Return each line that holds the word "Συντονιστικού".

--- Start Data for this exercise ---

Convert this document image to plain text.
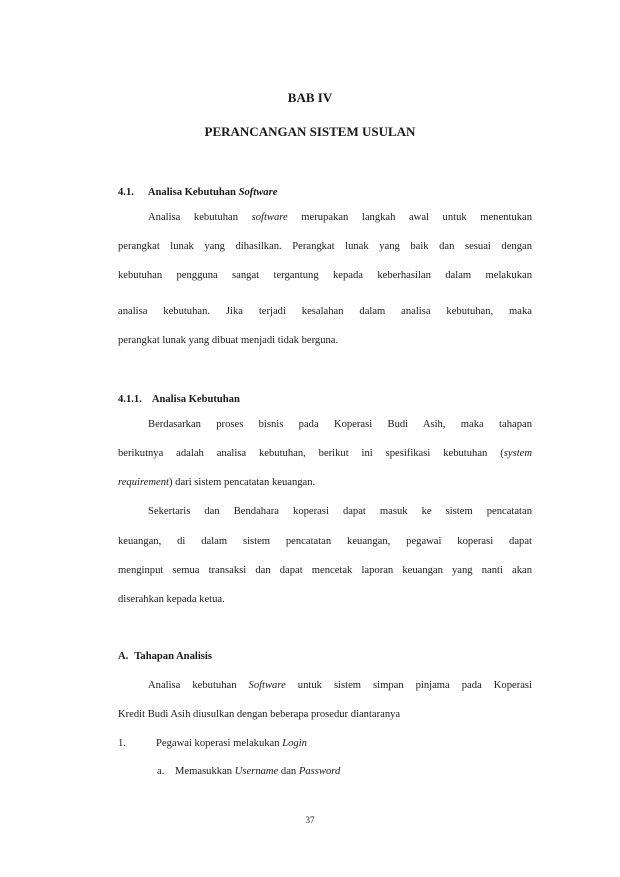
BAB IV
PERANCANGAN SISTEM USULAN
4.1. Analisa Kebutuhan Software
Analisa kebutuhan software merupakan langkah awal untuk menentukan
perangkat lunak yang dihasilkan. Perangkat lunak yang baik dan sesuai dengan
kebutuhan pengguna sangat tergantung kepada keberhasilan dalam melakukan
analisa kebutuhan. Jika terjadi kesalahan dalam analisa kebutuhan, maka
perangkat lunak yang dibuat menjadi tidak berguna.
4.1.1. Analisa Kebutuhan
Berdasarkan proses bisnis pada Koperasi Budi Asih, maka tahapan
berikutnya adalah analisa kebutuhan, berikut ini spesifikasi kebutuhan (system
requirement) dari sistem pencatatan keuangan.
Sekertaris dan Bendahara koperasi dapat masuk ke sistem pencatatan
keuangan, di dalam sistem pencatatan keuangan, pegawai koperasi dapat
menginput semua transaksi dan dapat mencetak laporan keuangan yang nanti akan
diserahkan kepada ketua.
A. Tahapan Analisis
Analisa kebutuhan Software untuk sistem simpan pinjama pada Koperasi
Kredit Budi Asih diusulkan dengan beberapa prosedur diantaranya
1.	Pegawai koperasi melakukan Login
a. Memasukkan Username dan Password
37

--- End Data for this exercise ---
--- Start Data for this exercise ---

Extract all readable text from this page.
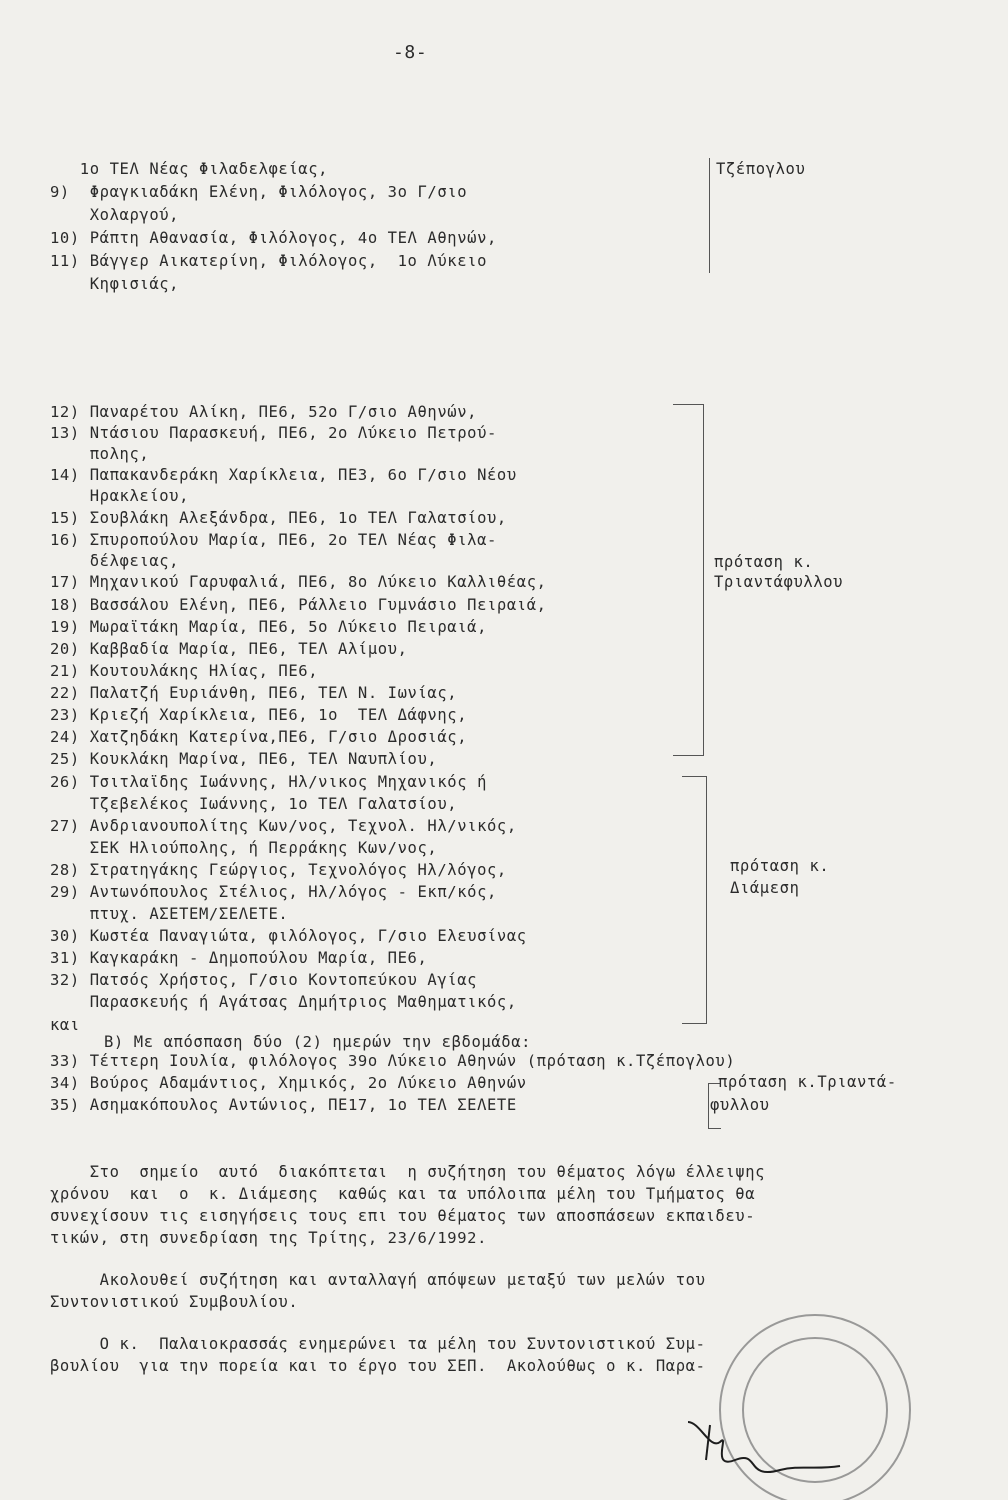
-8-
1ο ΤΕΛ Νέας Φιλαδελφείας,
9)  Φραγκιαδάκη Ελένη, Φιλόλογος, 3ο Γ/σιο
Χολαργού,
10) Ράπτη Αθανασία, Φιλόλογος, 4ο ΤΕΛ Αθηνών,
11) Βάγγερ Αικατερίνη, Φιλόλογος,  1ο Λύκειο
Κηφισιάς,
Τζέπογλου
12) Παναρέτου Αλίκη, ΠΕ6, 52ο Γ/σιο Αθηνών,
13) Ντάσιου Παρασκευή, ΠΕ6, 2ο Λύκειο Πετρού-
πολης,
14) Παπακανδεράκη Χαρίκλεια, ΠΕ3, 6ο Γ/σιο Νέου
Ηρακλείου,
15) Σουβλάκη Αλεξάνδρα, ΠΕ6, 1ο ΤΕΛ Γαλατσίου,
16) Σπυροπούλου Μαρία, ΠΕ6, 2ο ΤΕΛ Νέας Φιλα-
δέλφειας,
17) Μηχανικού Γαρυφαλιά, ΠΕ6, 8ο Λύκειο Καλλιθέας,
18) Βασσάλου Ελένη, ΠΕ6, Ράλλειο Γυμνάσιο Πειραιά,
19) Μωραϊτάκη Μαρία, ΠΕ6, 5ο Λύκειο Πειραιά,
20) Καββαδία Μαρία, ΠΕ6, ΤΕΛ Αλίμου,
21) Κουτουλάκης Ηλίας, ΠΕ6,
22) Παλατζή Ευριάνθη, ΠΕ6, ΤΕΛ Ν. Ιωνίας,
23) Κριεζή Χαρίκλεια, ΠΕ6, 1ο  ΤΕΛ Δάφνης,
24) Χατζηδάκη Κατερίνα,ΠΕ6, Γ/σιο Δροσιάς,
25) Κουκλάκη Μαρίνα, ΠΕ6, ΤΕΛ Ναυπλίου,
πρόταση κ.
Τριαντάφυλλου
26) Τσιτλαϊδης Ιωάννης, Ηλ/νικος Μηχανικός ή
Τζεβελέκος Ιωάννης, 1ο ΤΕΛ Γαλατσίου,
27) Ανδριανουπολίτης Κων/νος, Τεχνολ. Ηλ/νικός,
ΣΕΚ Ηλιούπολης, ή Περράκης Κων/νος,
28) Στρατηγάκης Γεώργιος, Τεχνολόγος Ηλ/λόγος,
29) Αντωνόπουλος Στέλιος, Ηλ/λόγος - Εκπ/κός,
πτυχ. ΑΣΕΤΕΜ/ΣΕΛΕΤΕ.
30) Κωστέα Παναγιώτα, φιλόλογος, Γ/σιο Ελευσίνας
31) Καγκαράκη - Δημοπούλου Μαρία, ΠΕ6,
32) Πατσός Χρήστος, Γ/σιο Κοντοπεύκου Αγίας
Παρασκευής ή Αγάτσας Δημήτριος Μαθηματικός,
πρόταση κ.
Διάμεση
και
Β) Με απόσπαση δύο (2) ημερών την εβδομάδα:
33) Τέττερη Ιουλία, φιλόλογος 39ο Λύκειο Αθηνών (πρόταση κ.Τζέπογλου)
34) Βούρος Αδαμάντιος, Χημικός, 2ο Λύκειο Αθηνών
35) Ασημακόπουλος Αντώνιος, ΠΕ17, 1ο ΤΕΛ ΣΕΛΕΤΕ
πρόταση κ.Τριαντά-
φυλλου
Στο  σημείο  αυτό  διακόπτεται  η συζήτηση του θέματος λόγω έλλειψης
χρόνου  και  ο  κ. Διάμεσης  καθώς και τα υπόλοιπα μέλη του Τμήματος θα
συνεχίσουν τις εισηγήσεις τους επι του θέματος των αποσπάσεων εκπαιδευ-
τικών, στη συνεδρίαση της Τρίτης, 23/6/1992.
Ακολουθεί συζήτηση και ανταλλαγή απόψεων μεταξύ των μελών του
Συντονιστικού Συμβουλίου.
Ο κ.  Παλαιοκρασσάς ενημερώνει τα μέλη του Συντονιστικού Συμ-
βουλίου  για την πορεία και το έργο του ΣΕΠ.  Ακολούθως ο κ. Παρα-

--- End Data for this exercise ---

Answer to this exercise
Συντονιστικού Συμβουλίου.
Ο κ.  Παλαιοκρασσάς ενημερώνει τα μέλη του Συντονιστικού Συμ-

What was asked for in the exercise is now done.